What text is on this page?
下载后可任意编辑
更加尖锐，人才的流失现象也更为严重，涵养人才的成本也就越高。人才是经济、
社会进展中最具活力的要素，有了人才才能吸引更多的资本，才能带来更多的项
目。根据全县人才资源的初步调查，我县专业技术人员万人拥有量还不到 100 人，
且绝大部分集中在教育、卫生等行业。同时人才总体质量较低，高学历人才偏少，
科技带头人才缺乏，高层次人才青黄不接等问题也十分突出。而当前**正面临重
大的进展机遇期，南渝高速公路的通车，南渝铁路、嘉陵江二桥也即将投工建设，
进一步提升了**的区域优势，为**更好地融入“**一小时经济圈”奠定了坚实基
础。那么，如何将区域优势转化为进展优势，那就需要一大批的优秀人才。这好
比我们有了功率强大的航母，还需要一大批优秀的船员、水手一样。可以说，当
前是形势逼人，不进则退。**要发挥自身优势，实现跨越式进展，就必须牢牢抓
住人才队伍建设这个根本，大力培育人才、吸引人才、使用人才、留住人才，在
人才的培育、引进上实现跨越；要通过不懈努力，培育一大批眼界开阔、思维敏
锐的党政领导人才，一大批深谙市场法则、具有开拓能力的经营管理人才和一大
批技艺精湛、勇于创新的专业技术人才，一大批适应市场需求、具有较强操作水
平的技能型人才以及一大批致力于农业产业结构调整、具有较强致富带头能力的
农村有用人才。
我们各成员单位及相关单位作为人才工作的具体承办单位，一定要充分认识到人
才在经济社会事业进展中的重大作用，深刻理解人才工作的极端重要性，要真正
==============================
## Stated exercise
Write the entire listing out again, word for word.

## Solved exercise
What text is on this page?
下载后可任意编辑
更加尖锐，人才的流失现象也更为严重，涵养人才的成本也就越高。人才是经济、
社会进展中最具活力的要素，有了人才才能吸引更多的资本，才能带来更多的项
目。根据全县人才资源的初步调查，我县专业技术人员万人拥有量还不到 100 人，
且绝大部分集中在教育、卫生等行业。同时人才总体质量较低，高学历人才偏少，
科技带头人才缺乏，高层次人才青黄不接等问题也十分突出。而当前**正面临重
大的进展机遇期，南渝高速公路的通车，南渝铁路、嘉陵江二桥也即将投工建设，
进一步提升了**的区域优势，为**更好地融入“**一小时经济圈”奠定了坚实基
础。那么，如何将区域优势转化为进展优势，那就需要一大批的优秀人才。这好
比我们有了功率强大的航母，还需要一大批优秀的船员、水手一样。可以说，当
前是形势逼人，不进则退。**要发挥自身优势，实现跨越式进展，就必须牢牢抓
住人才队伍建设这个根本，大力培育人才、吸引人才、使用人才、留住人才，在
人才的培育、引进上实现跨越；要通过不懈努力，培育一大批眼界开阔、思维敏
锐的党政领导人才，一大批深谙市场法则、具有开拓能力的经营管理人才和一大
批技艺精湛、勇于创新的专业技术人才，一大批适应市场需求、具有较强操作水
平的技能型人才以及一大批致力于农业产业结构调整、具有较强致富带头能力的
农村有用人才。
我们各成员单位及相关单位作为人才工作的具体承办单位，一定要充分认识到人
才在经济社会事业进展中的重大作用，深刻理解人才工作的极端重要性，要真正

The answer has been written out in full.